Rows from a figure dataset:
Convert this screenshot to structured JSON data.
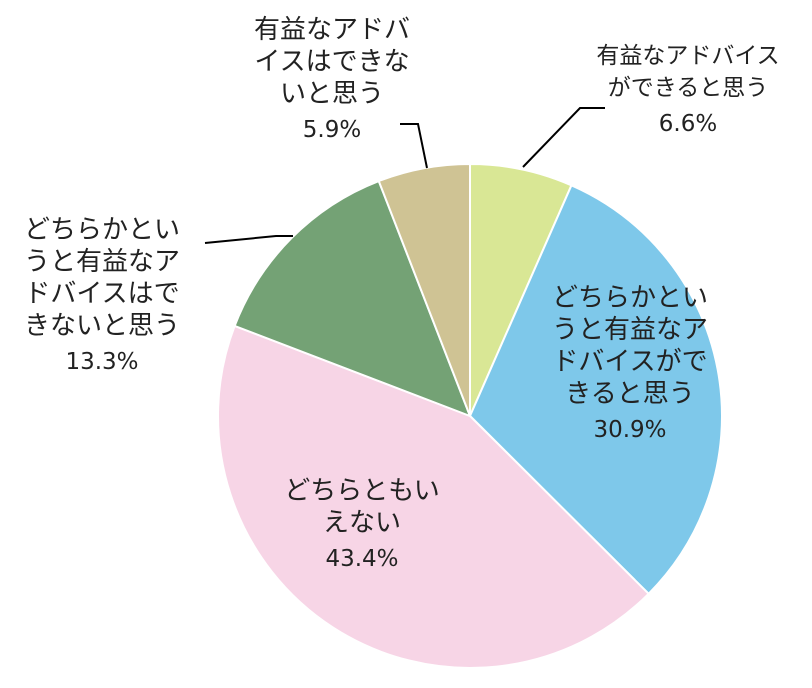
{
  "chart_data": {
    "type": "pie",
    "title": "",
    "categories": [
      "有益なアドバイスができると思う",
      "どちらかというと有益なアドバイスができると思う",
      "どちらともいえない",
      "どちらかというと有益なアドバイスはできないと思う",
      "有益なアドバイスはできないと思う"
    ],
    "labels": [
      "有益なアドバイス\nができると思う",
      "どちらかとい\nうと有益なア\nドバイスがで\nきると思う",
      "どちらともい\nえない",
      "どちらかとい\nうと有益なア\nドバイスはで\nきないと思う",
      "有益なアドバ\nイスはできな\nいと思う"
    ],
    "values": [
      6.6,
      30.9,
      43.4,
      13.3,
      5.9
    ],
    "value_labels": [
      "6.6%",
      "30.9%",
      "43.4%",
      "13.3%",
      "5.9%"
    ],
    "colors": [
      "#d9e795",
      "#7ec8ea",
      "#f7d5e6",
      "#74a275",
      "#cfc394"
    ],
    "start_angle": "12 o'clock",
    "direction": "clockwise",
    "legend": "none"
  }
}
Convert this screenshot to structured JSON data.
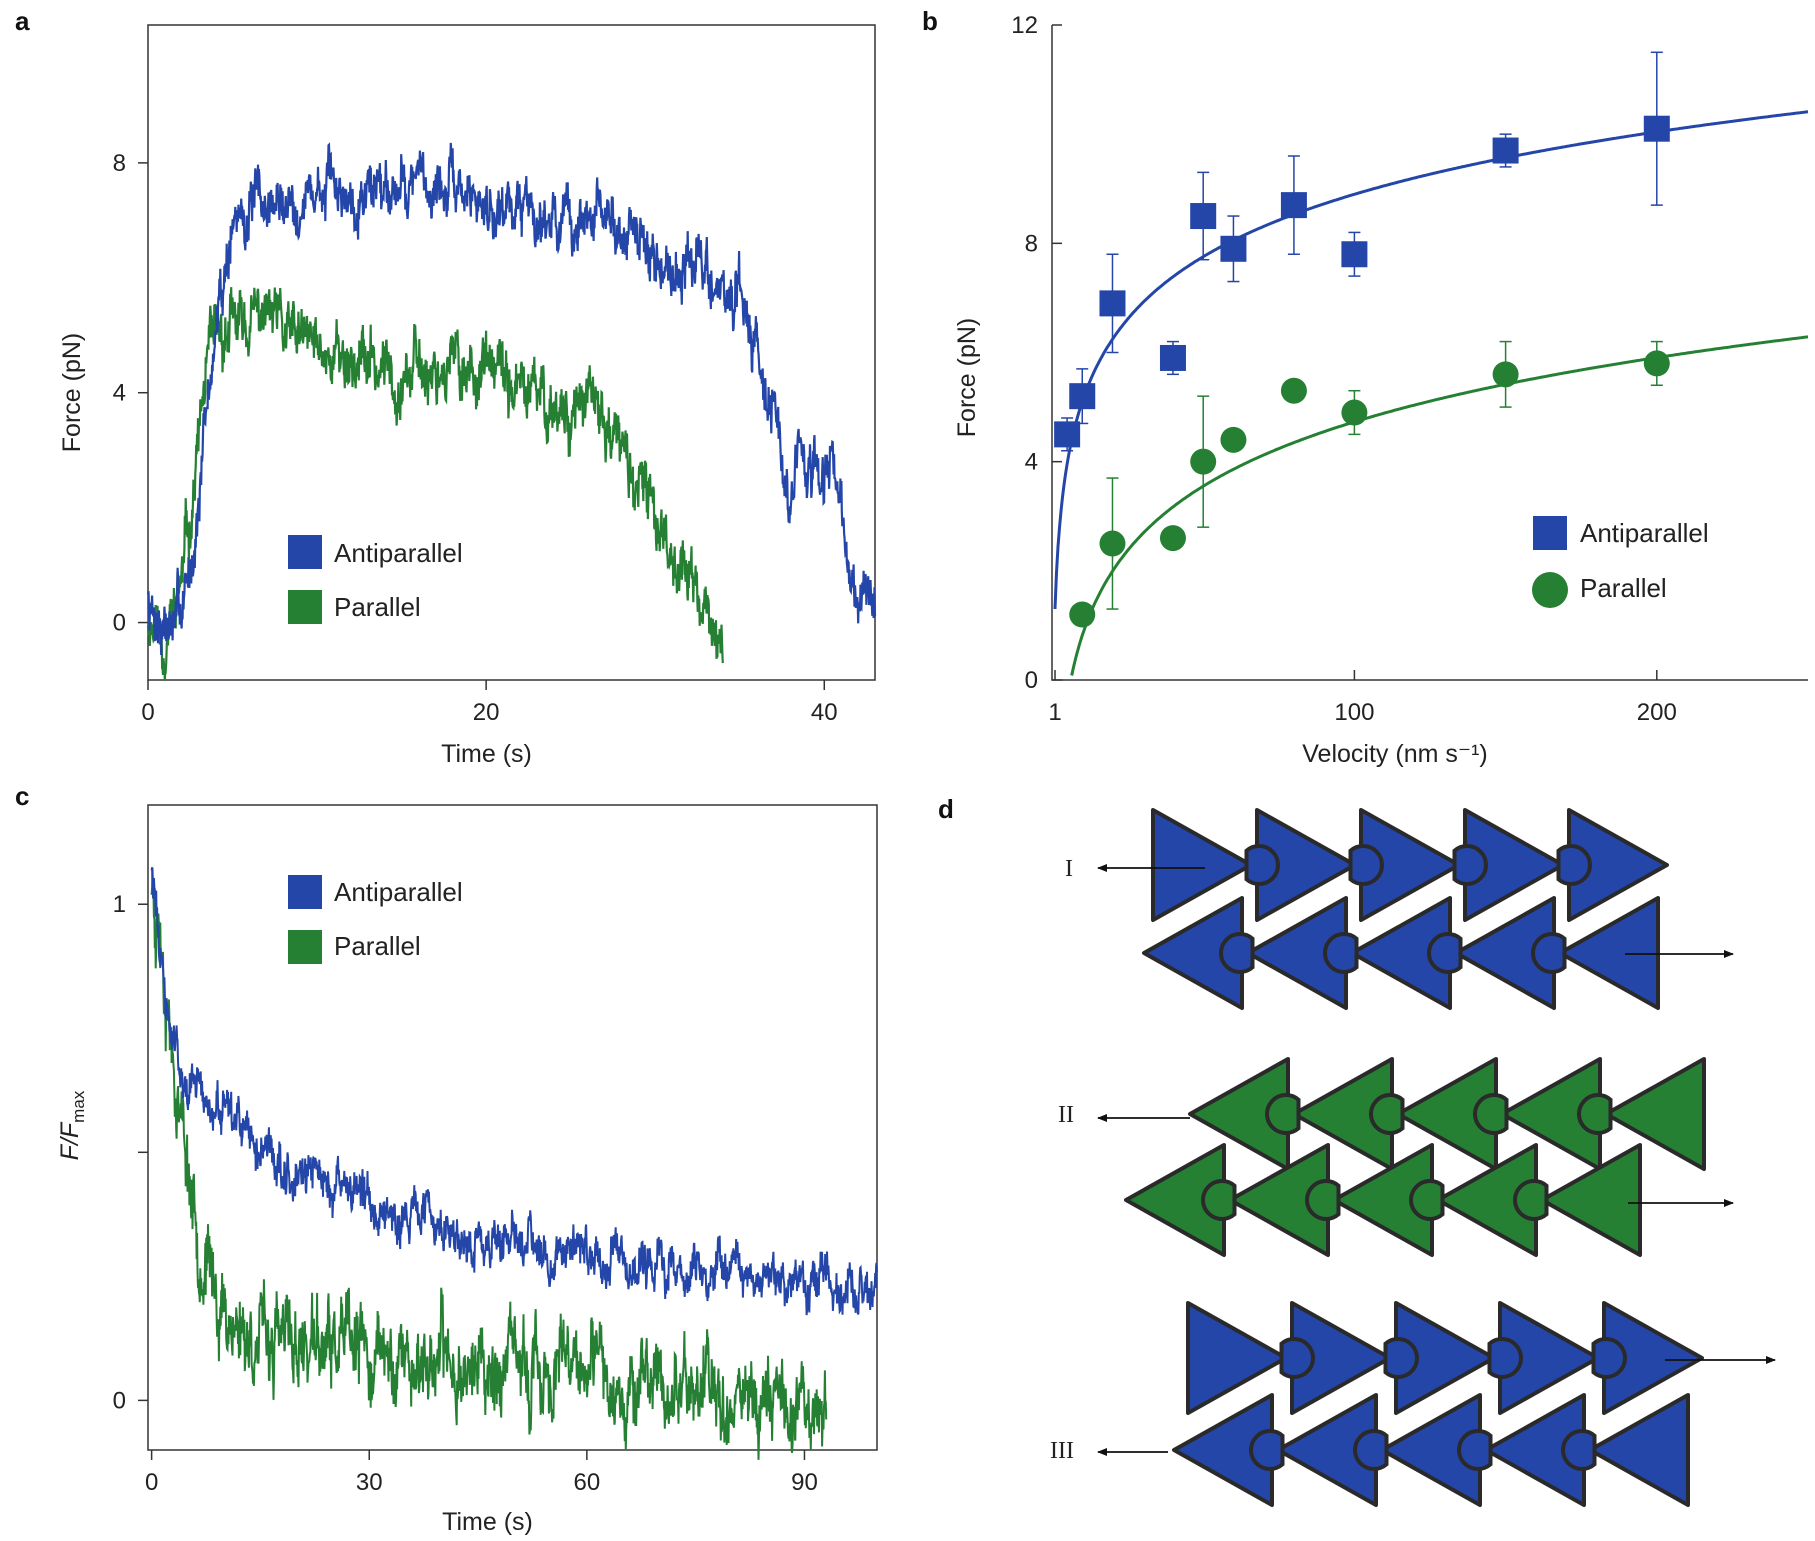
{
  "colors": {
    "antiparallel": "#2446a8",
    "parallel": "#268034",
    "edge": "#2a2a2a"
  },
  "chart_data": [
    {
      "panel": "a",
      "type": "line",
      "xlabel": "Time (s)",
      "ylabel": "Force (pN)",
      "xlim": [
        0,
        43
      ],
      "ylim": [
        -1,
        10.4
      ],
      "xticks": [
        "0",
        "20",
        "40"
      ],
      "yticks": [
        "0",
        "4",
        "8"
      ],
      "legend": [
        "Antiparallel",
        "Parallel"
      ],
      "series": [
        {
          "name": "Antiparallel",
          "color": "#2446a8",
          "x": [
            0,
            0.5,
            1,
            1.5,
            2,
            2.5,
            3,
            3.5,
            4,
            4.5,
            5,
            5.5,
            6,
            8,
            10,
            12,
            14,
            16,
            18,
            20,
            22,
            24,
            25,
            26,
            27,
            28,
            29,
            30,
            31,
            32,
            33,
            34,
            35,
            36,
            36.5,
            37,
            37.5,
            38,
            38.5,
            39,
            40,
            40.5,
            41,
            41.5,
            42,
            43
          ],
          "y": [
            0.4,
            0.1,
            0,
            -0.1,
            0.3,
            0.9,
            2.2,
            3.7,
            5.0,
            6.1,
            6.9,
            7.1,
            7.2,
            7.3,
            7.5,
            7.5,
            7.7,
            7.7,
            7.5,
            7.3,
            7.3,
            7.1,
            6.8,
            7.0,
            7.0,
            6.9,
            6.6,
            6.3,
            6.2,
            6.3,
            6.1,
            5.7,
            5.5,
            5.0,
            4.3,
            3.7,
            2.8,
            1.8,
            3.2,
            2.4,
            2.4,
            2.9,
            1.6,
            1.0,
            0.5,
            0.3
          ]
        },
        {
          "name": "Parallel",
          "color": "#268034",
          "x": [
            0,
            0.5,
            1,
            1.5,
            2,
            2.5,
            3,
            3.5,
            4,
            4.5,
            5,
            6,
            7,
            8,
            10,
            12,
            14,
            16,
            18,
            20,
            22,
            24,
            25,
            26,
            27,
            28,
            29,
            30,
            31,
            32,
            33,
            34
          ],
          "y": [
            0.2,
            0,
            -0.3,
            0.1,
            0.8,
            1.9,
            3.2,
            4.4,
            4.9,
            5.0,
            5.1,
            5.2,
            5.4,
            5.0,
            4.8,
            4.6,
            4.4,
            4.4,
            4.5,
            4.4,
            4.0,
            3.8,
            3.7,
            3.8,
            3.5,
            3.0,
            2.3,
            1.9,
            1.3,
            0.8,
            0.2,
            -0.6
          ]
        }
      ]
    },
    {
      "panel": "b",
      "type": "scatter",
      "xlabel": "Velocity (nm s⁻¹)",
      "ylabel": "Force (pN)",
      "xlim": [
        0,
        250
      ],
      "ylim": [
        0,
        12
      ],
      "xticks": [
        "1",
        "100",
        "200"
      ],
      "yticks": [
        "0",
        "4",
        "8",
        "12"
      ],
      "legend": [
        "Antiparallel",
        "Parallel"
      ],
      "series": [
        {
          "name": "Antiparallel",
          "color": "#2446a8",
          "marker": "square",
          "x": [
            5,
            10,
            20,
            40,
            50,
            60,
            80,
            100,
            150,
            200
          ],
          "y": [
            4.5,
            5.2,
            6.9,
            5.9,
            8.5,
            7.9,
            8.7,
            7.8,
            9.7,
            10.1
          ],
          "err": [
            0.3,
            0.5,
            0.9,
            0.3,
            0.8,
            0.6,
            0.9,
            0.4,
            0.3,
            1.4
          ],
          "fit": "logarithmic"
        },
        {
          "name": "Parallel",
          "color": "#268034",
          "marker": "circle",
          "x": [
            10,
            20,
            40,
            50,
            60,
            80,
            100,
            150,
            200
          ],
          "y": [
            1.2,
            2.5,
            2.6,
            4.0,
            4.4,
            5.3,
            4.9,
            5.6,
            5.8
          ],
          "err": [
            0,
            1.2,
            0,
            1.2,
            0,
            0,
            0.4,
            0.6,
            0.4
          ],
          "fit": "logarithmic"
        }
      ]
    },
    {
      "panel": "c",
      "type": "line",
      "xlabel": "Time (s)",
      "ylabel": "F/Fmax",
      "xlim": [
        -0.5,
        100
      ],
      "ylim": [
        -0.1,
        1.2
      ],
      "xticks": [
        "0",
        "30",
        "60",
        "90"
      ],
      "yticks": [
        "0",
        "1"
      ],
      "legend": [
        "Antiparallel",
        "Parallel"
      ],
      "series": [
        {
          "name": "Antiparallel",
          "color": "#2446a8",
          "x": [
            0,
            1,
            2,
            3,
            4,
            5,
            7,
            10,
            15,
            20,
            25,
            30,
            35,
            40,
            45,
            50,
            55,
            60,
            65,
            70,
            75,
            80,
            85,
            90,
            95,
            100
          ],
          "y": [
            1.1,
            0.92,
            0.8,
            0.72,
            0.68,
            0.65,
            0.61,
            0.56,
            0.51,
            0.46,
            0.43,
            0.41,
            0.38,
            0.35,
            0.32,
            0.33,
            0.31,
            0.29,
            0.28,
            0.27,
            0.27,
            0.26,
            0.25,
            0.24,
            0.23,
            0.22
          ]
        },
        {
          "name": "Parallel",
          "color": "#268034",
          "x": [
            0,
            1,
            2,
            3,
            4,
            5,
            6,
            7,
            8,
            10,
            12,
            15,
            20,
            25,
            30,
            35,
            40,
            45,
            50,
            55,
            60,
            65,
            70,
            75,
            80,
            85,
            90,
            93
          ],
          "y": [
            1.05,
            0.97,
            0.85,
            0.7,
            0.58,
            0.48,
            0.38,
            0.3,
            0.25,
            0.18,
            0.15,
            0.12,
            0.11,
            0.1,
            0.09,
            0.08,
            0.08,
            0.07,
            0.06,
            0.05,
            0.05,
            0.04,
            0.03,
            0.03,
            0.02,
            0.01,
            0.0,
            0.0
          ]
        }
      ]
    }
  ],
  "panels": {
    "a": {
      "letter": "a"
    },
    "b": {
      "letter": "b"
    },
    "c": {
      "letter": "c"
    },
    "d": {
      "letter": "d",
      "roman": [
        "I",
        "II",
        "III"
      ]
    }
  }
}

- [Your task]
Check every line of the data, and copy the ones that contain "nうと有益なア".

- [Output of the exercise]
      "どちらかとい\nうと有益なア\nドバイスがで\nきると思う",
      "どちらかとい\nうと有益なア\nドバイスはで\nきないと思う",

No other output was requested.